# START OF SUPPLIED INFORMATION

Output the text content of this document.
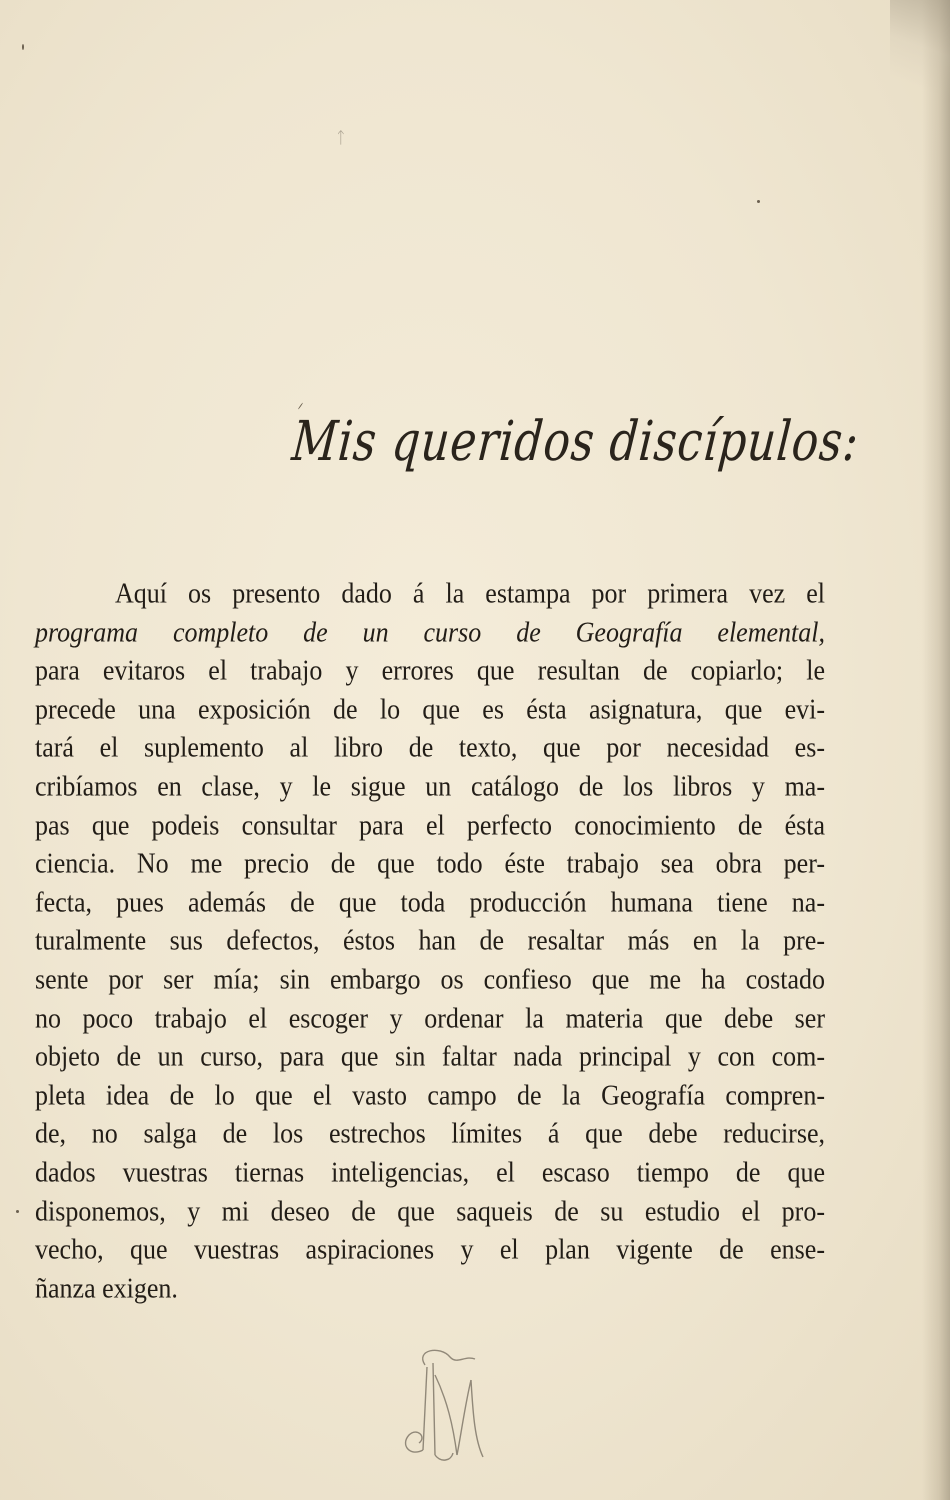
ᛏ
Mis queridos discípulos:
Aquí os presento dado á la estampa por primera vez el
programa completo de un curso de Geografía elemental,
para evitaros el trabajo y errores que resultan de copiarlo; le
precede una exposición de lo que es ésta asignatura, que evi-
tará el suplemento al libro de texto, que por necesidad es-
cribíamos en clase, y le sigue un catálogo de los libros y ma-
pas que podeis consultar para el perfecto conocimiento de ésta
ciencia. No me precio de que todo éste trabajo sea obra per-
fecta, pues además de que toda producción humana tiene na-
turalmente sus defectos, éstos han de resaltar más en la pre-
sente por ser mía; sin embargo os confieso que me ha costado
no poco trabajo el escoger y ordenar la materia que debe ser
objeto de un curso, para que sin faltar nada principal y con com-
pleta idea de lo que el vasto campo de la Geografía compren-
de, no salga de los estrechos límites á que debe reducirse,
dados vuestras tiernas inteligencias, el escaso tiempo de que
disponemos, y mi deseo de que saqueis de su estudio el pro-
vecho, que vuestras aspiraciones y el plan vigente de ense-
ñanza exigen.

# END OF SUPPLIED INFORMATION

#### [TASK GOAL]
What is the number of lines in the records that contain the string "ésta"? Give only that number.

#### [ANSWER FOR THE TASK]
2